YOUR TASK
Check each line of the data for "text" and select those that have it.
== RECORDS FOR THE EXERCISE
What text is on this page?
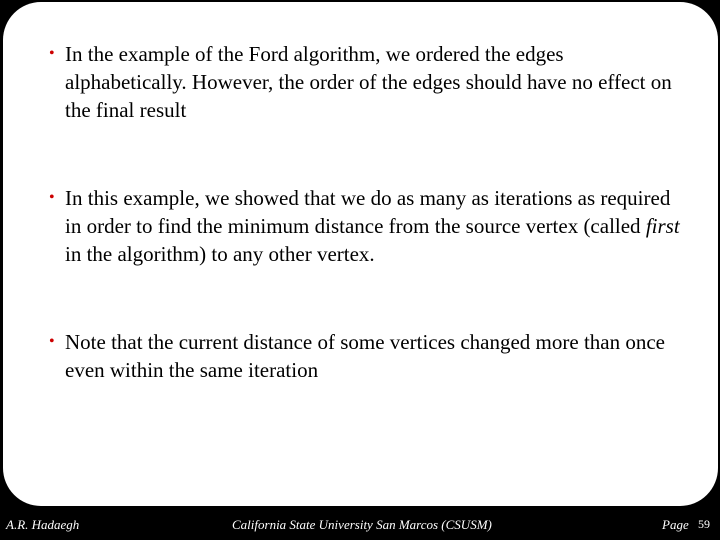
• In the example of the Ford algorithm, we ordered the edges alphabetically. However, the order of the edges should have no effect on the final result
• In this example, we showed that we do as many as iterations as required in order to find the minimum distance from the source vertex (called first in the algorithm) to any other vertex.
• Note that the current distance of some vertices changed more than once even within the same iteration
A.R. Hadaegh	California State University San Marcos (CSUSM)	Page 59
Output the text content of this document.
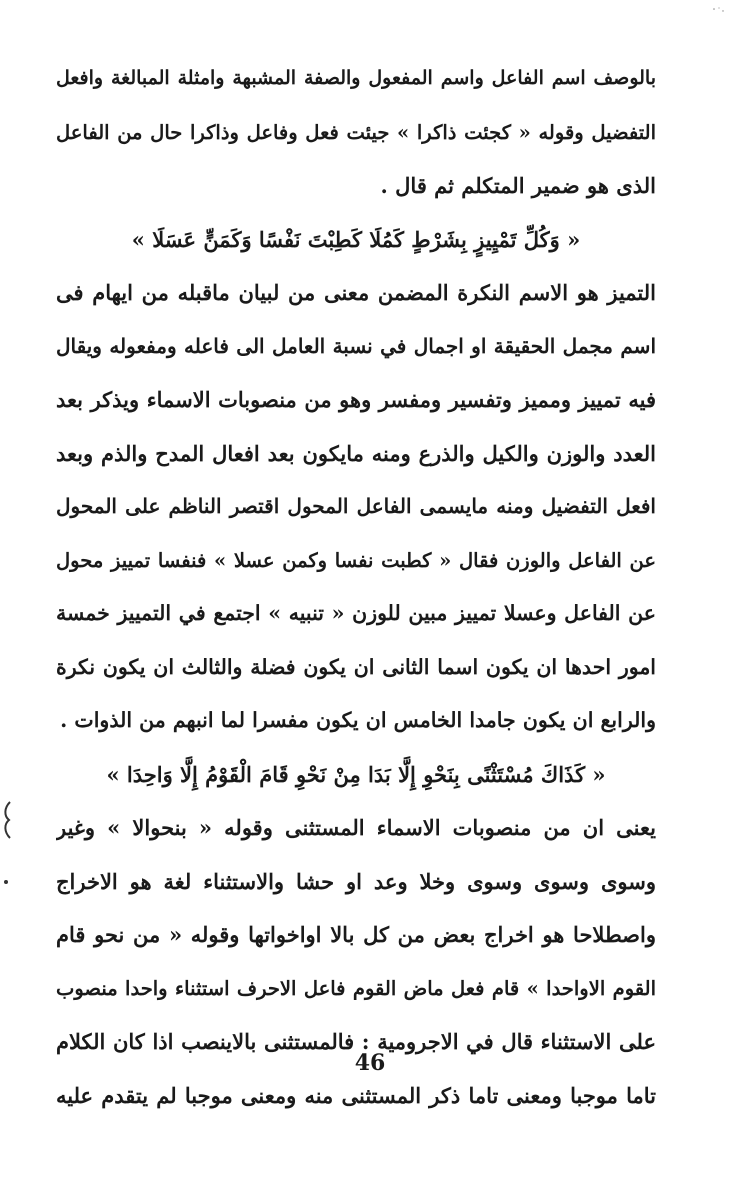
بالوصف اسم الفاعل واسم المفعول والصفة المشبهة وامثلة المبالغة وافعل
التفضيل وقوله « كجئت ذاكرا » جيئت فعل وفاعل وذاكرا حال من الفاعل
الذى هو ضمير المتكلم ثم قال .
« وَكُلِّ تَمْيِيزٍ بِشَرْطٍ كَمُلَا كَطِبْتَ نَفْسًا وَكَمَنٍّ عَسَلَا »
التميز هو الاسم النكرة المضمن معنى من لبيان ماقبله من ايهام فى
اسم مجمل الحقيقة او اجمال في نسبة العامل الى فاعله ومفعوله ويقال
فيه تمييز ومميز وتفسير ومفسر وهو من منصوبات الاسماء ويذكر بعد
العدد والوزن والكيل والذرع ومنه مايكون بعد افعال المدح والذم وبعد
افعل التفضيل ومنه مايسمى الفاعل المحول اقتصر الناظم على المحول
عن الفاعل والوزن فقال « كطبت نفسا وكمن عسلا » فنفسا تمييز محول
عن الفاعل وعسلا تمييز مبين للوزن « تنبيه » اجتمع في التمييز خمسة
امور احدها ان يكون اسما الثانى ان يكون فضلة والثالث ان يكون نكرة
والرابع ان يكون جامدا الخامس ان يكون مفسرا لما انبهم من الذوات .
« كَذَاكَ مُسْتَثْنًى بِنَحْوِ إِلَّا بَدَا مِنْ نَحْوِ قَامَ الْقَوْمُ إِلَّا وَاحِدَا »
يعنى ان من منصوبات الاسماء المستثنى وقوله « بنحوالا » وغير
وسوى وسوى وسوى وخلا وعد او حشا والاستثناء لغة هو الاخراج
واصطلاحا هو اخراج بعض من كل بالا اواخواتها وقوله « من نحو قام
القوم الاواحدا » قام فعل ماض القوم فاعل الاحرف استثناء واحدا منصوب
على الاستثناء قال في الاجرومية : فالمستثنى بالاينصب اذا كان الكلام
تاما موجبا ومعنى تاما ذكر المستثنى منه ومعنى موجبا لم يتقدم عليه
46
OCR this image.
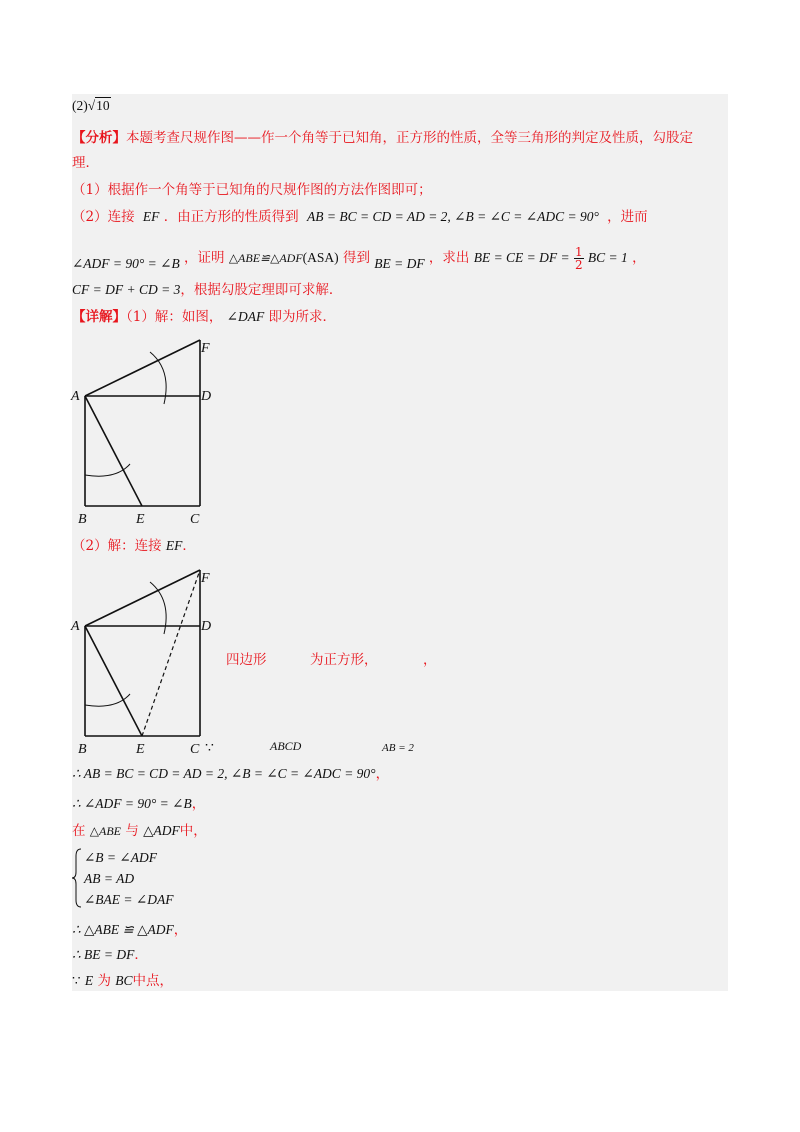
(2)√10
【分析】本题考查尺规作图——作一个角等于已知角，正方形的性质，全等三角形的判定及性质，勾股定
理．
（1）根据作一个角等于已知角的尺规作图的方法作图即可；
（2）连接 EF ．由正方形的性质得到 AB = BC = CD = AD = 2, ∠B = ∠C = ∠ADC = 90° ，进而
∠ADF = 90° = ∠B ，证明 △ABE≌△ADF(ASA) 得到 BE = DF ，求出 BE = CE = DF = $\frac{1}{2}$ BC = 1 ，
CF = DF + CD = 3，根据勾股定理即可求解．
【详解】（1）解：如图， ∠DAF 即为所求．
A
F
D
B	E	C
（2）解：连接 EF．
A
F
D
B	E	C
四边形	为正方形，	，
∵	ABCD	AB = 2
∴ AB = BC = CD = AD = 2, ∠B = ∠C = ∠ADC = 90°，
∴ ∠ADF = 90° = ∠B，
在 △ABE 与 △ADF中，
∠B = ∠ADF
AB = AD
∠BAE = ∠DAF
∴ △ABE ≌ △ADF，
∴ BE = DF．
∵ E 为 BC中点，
====
TASK ANSWER
What text is on this page?
Output the text content of this document.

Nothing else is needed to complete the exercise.